- Dataset items -
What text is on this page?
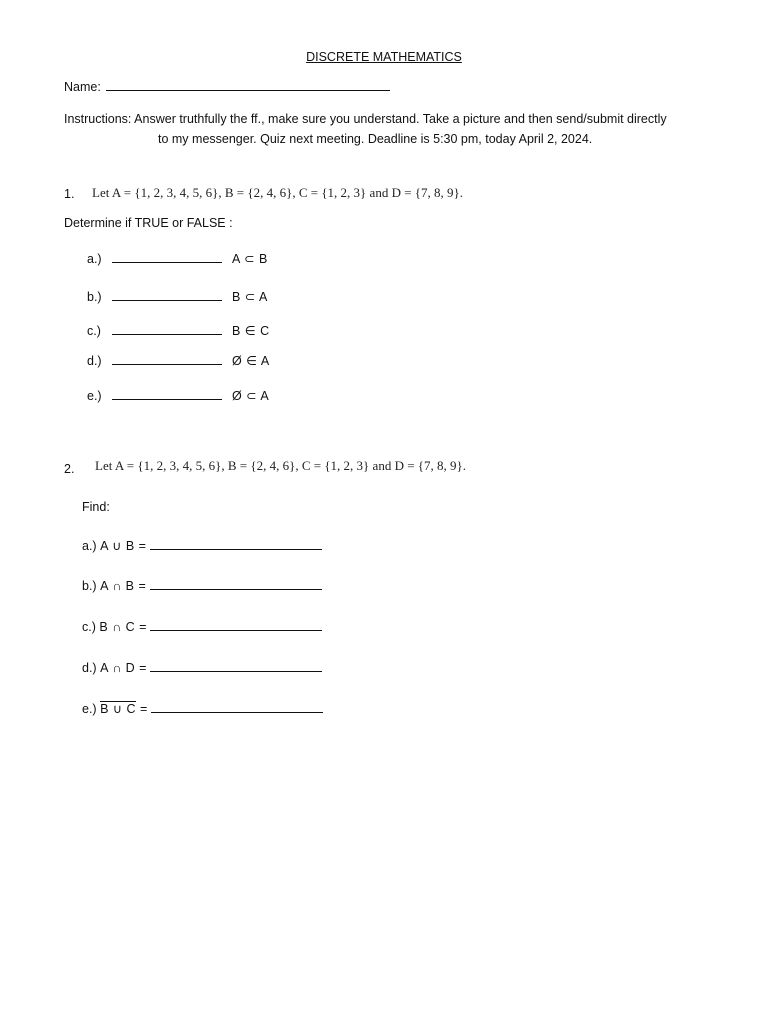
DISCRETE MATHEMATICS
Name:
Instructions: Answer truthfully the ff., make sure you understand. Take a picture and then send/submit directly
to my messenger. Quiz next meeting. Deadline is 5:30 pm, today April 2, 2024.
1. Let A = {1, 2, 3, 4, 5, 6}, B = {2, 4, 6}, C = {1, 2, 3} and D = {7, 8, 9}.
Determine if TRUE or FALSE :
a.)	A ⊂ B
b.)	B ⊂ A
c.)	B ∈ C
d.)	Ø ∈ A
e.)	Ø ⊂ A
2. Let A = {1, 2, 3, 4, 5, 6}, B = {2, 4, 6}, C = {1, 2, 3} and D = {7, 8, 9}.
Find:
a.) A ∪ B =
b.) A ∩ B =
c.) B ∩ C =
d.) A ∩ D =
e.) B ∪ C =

- Work to complete -
Copy out the listing exactly as it stands, but not the pictures.

- Solution to the problem -
What text is on this page?
DISCRETE MATHEMATICS
Name:
Instructions: Answer truthfully the ff., make sure you understand. Take a picture and then send/submit directly
to my messenger. Quiz next meeting. Deadline is 5:30 pm, today April 2, 2024.
1. Let A = {1, 2, 3, 4, 5, 6}, B = {2, 4, 6}, C = {1, 2, 3} and D = {7, 8, 9}.
Determine if TRUE or FALSE :
a.)	A ⊂ B
b.)	B ⊂ A
c.)	B ∈ C
d.)	Ø ∈ A
e.)	Ø ⊂ A
2. Let A = {1, 2, 3, 4, 5, 6}, B = {2, 4, 6}, C = {1, 2, 3} and D = {7, 8, 9}.
Find:
a.) A ∪ B =
b.) A ∩ B =
c.) B ∩ C =
d.) A ∩ D =
e.) B ∪ C =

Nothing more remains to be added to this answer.